Entries from a dataset
-=-=-=-=-

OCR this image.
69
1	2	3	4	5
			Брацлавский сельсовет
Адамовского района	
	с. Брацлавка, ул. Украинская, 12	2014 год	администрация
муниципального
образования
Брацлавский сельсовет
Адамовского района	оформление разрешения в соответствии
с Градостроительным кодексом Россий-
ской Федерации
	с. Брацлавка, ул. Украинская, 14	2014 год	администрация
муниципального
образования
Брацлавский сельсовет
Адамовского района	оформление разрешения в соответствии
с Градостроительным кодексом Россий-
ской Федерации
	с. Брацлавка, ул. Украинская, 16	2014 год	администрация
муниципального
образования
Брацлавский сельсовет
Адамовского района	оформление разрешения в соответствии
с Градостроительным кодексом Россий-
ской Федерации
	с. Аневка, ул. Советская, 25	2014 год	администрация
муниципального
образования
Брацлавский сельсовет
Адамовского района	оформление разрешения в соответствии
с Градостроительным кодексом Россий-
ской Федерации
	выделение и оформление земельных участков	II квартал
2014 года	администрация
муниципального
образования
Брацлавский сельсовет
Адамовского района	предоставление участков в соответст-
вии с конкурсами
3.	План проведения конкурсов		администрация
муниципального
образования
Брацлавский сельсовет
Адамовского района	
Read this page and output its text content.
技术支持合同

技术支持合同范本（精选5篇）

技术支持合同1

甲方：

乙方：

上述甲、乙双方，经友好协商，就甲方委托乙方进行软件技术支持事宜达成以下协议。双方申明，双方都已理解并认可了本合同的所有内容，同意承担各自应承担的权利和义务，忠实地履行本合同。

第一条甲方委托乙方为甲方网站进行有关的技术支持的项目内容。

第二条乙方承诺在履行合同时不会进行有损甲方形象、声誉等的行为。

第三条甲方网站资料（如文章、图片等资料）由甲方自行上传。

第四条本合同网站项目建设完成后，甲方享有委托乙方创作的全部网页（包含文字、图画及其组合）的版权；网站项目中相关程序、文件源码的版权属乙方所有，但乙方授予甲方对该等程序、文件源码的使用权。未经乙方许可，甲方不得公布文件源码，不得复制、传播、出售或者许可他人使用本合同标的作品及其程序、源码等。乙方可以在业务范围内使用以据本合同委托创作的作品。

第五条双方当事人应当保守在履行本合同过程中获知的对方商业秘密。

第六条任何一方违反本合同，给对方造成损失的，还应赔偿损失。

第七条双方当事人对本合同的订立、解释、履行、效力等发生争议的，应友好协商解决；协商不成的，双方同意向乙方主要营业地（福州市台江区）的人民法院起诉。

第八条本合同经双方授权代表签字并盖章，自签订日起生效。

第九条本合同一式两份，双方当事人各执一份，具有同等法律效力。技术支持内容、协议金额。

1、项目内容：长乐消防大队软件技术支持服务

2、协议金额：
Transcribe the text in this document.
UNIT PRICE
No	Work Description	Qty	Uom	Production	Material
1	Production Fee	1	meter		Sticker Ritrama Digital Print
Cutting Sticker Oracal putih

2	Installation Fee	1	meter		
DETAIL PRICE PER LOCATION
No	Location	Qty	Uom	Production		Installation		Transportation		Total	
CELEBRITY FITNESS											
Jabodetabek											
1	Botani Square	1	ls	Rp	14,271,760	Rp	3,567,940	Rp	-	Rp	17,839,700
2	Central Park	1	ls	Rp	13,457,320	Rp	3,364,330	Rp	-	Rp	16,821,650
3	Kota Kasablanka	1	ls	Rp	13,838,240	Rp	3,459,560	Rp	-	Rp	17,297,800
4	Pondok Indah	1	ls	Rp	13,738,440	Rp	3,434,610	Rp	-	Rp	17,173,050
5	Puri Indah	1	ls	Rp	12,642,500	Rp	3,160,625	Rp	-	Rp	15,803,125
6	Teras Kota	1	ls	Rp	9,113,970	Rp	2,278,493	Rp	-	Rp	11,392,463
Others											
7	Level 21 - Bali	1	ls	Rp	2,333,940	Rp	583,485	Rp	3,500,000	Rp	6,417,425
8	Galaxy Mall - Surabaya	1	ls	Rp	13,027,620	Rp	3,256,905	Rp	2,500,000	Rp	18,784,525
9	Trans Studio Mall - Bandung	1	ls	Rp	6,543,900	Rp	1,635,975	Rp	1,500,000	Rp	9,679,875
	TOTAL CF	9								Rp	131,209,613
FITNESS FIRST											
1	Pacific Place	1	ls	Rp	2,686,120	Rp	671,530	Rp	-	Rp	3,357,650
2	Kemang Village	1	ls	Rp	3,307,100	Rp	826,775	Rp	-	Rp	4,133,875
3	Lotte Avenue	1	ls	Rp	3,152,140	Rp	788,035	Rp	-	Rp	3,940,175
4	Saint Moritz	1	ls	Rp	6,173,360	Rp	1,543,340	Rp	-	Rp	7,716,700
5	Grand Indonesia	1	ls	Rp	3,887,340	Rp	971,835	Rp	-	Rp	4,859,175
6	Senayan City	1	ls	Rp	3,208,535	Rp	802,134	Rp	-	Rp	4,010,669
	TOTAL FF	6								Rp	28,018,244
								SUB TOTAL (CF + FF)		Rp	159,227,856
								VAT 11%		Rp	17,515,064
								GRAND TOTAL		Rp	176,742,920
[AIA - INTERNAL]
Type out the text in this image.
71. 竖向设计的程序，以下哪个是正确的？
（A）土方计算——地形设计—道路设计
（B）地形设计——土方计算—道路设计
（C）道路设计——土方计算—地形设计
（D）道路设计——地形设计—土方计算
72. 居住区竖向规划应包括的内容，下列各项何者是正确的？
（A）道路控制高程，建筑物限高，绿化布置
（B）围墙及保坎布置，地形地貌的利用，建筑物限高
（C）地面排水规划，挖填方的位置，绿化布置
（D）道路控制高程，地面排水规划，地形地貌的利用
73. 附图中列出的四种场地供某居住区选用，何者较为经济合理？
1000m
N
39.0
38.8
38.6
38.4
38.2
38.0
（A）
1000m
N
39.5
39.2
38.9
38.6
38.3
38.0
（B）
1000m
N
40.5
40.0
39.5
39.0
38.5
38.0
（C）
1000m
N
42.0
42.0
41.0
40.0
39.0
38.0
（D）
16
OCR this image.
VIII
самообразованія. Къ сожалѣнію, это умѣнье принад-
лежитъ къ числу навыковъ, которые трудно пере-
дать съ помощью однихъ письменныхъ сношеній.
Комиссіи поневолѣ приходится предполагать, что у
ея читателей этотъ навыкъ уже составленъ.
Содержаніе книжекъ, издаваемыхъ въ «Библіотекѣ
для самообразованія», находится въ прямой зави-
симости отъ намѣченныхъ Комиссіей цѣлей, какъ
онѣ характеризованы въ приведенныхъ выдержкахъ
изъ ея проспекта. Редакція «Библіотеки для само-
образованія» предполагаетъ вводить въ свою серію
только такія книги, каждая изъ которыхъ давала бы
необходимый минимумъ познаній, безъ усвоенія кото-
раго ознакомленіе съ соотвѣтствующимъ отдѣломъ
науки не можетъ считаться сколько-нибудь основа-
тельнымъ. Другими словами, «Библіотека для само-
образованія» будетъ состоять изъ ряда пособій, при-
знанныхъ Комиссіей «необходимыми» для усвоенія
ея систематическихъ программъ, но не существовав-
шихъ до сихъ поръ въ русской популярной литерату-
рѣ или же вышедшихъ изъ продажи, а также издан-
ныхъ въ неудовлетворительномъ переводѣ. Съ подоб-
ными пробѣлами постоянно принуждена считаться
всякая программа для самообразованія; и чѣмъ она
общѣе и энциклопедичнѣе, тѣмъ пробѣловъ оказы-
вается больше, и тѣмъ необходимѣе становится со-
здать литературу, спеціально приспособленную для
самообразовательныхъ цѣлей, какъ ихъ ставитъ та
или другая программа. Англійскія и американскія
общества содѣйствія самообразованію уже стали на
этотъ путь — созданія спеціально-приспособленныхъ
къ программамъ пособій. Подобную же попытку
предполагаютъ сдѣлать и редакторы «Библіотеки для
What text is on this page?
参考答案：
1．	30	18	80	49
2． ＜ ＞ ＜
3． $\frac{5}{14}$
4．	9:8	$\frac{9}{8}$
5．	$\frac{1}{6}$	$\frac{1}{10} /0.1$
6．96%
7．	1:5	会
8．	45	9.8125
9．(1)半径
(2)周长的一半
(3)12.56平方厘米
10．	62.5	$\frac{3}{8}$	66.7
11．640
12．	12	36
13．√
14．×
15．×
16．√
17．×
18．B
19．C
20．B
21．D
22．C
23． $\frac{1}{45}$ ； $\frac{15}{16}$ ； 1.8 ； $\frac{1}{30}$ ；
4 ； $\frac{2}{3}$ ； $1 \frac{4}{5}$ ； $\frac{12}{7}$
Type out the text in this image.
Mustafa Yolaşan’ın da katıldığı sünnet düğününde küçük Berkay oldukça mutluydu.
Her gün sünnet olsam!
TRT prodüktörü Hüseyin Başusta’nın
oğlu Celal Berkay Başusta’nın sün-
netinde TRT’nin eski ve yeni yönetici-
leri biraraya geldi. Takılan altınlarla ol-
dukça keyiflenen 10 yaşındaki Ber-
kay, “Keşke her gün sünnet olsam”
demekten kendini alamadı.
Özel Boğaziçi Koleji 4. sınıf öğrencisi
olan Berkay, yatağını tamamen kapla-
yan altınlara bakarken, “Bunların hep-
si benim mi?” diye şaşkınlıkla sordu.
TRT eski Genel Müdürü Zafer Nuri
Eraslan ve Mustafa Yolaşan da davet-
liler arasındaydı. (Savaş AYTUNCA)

-=-=-=-=-

→ **Aim of the task**: Copy every line in the entries above that has the string "считаться" in it.

→ **Written response**:
науки не можетъ считаться сколько-нибудь основа-
ными пробѣлами постоянно принуждена считаться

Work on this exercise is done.